# Aim of the task:
Return the number of lines holding "Monthly", with nothing added.

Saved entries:
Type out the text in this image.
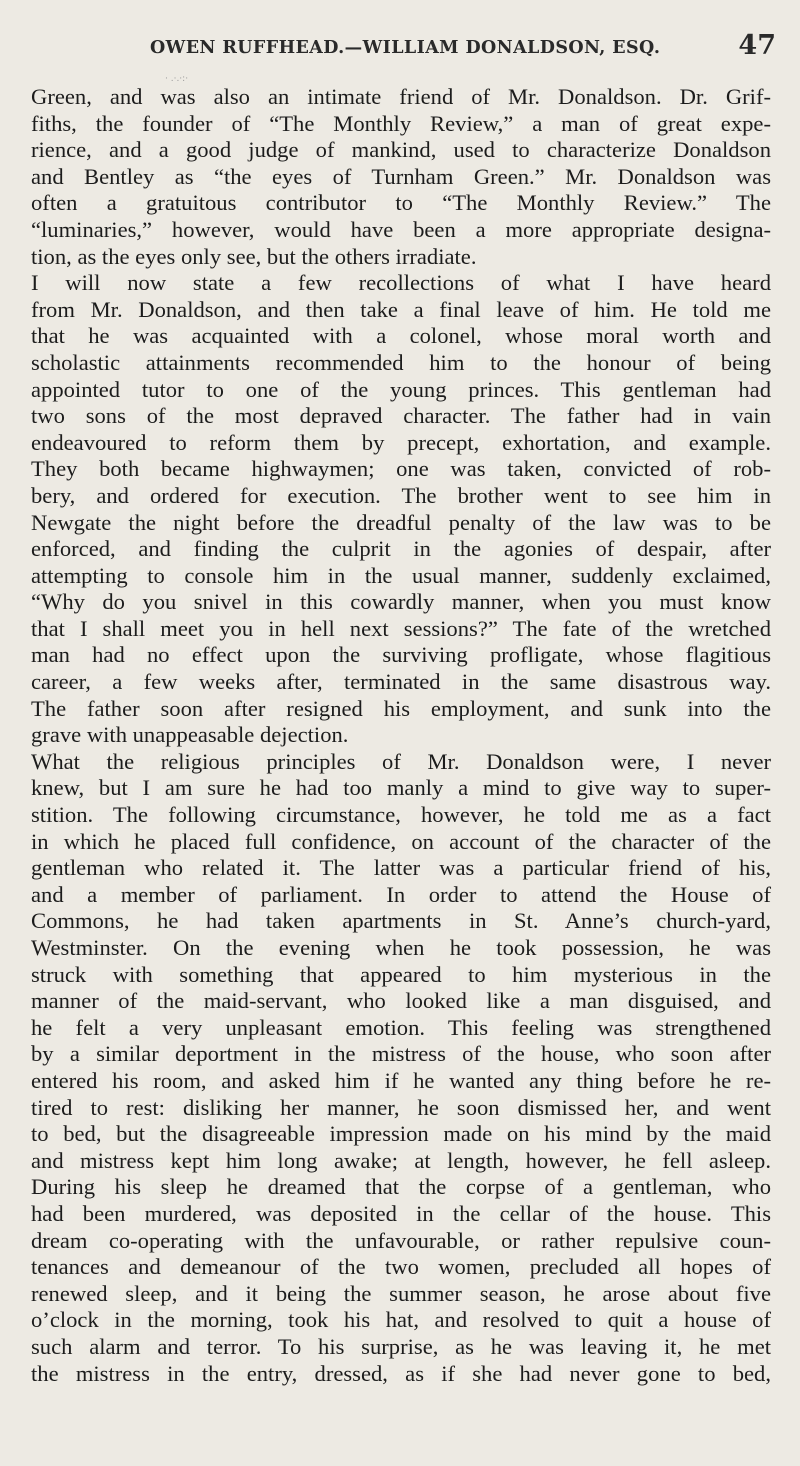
· .·.·:·
OWEN RUFFHEAD.—WILLIAM DONALDSON, ESQ.	47
Green, and was also an intimate friend of Mr. Donaldson. Dr. Grif-
fiths, the founder of “The Monthly Review,” a man of great expe-
rience, and a good judge of mankind, used to characterize Donaldson
and Bentley as “the eyes of Turnham Green.” Mr. Donaldson was
often a gratuitous contributor to “The Monthly Review.” The
“luminaries,” however, would have been a more appropriate designa-
tion, as the eyes only see, but the others irradiate.
I will now state a few recollections of what I have heard
from Mr. Donaldson, and then take a final leave of him. He told me
that he was acquainted with a colonel, whose moral worth and
scholastic attainments recommended him to the honour of being
appointed tutor to one of the young princes. This gentleman had
two sons of the most depraved character. The father had in vain
endeavoured to reform them by precept, exhortation, and example.
They both became highwaymen; one was taken, convicted of rob-
bery, and ordered for execution. The brother went to see him in
Newgate the night before the dreadful penalty of the law was to be
enforced, and finding the culprit in the agonies of despair, after
attempting to console him in the usual manner, suddenly exclaimed,
“Why do you snivel in this cowardly manner, when you must know
that I shall meet you in hell next sessions?” The fate of the wretched
man had no effect upon the surviving profligate, whose flagitious
career, a few weeks after, terminated in the same disastrous way.
The father soon after resigned his employment, and sunk into the
grave with unappeasable dejection.
What the religious principles of Mr. Donaldson were, I never
knew, but I am sure he had too manly a mind to give way to super-
stition. The following circumstance, however, he told me as a fact
in which he placed full confidence, on account of the character of the
gentleman who related it. The latter was a particular friend of his,
and a member of parliament. In order to attend the House of
Commons, he had taken apartments in St. Anne’s church-yard,
Westminster. On the evening when he took possession, he was
struck with something that appeared to him mysterious in the
manner of the maid-servant, who looked like a man disguised, and
he felt a very unpleasant emotion. This feeling was strengthened
by a similar deportment in the mistress of the house, who soon after
entered his room, and asked him if he wanted any thing before he re-
tired to rest: disliking her manner, he soon dismissed her, and went
to bed, but the disagreeable impression made on his mind by the maid
and mistress kept him long awake; at length, however, he fell asleep.
During his sleep he dreamed that the corpse of a gentleman, who
had been murdered, was deposited in the cellar of the house. This
dream co-operating with the unfavourable, or rather repulsive coun-
tenances and demeanour of the two women, precluded all hopes of
renewed sleep, and it being the summer season, he arose about five
o’clock in the morning, took his hat, and resolved to quit a house of
such alarm and terror. To his surprise, as he was leaving it, he met
the mistress in the entry, dressed, as if she had never gone to bed,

# Written solution:
2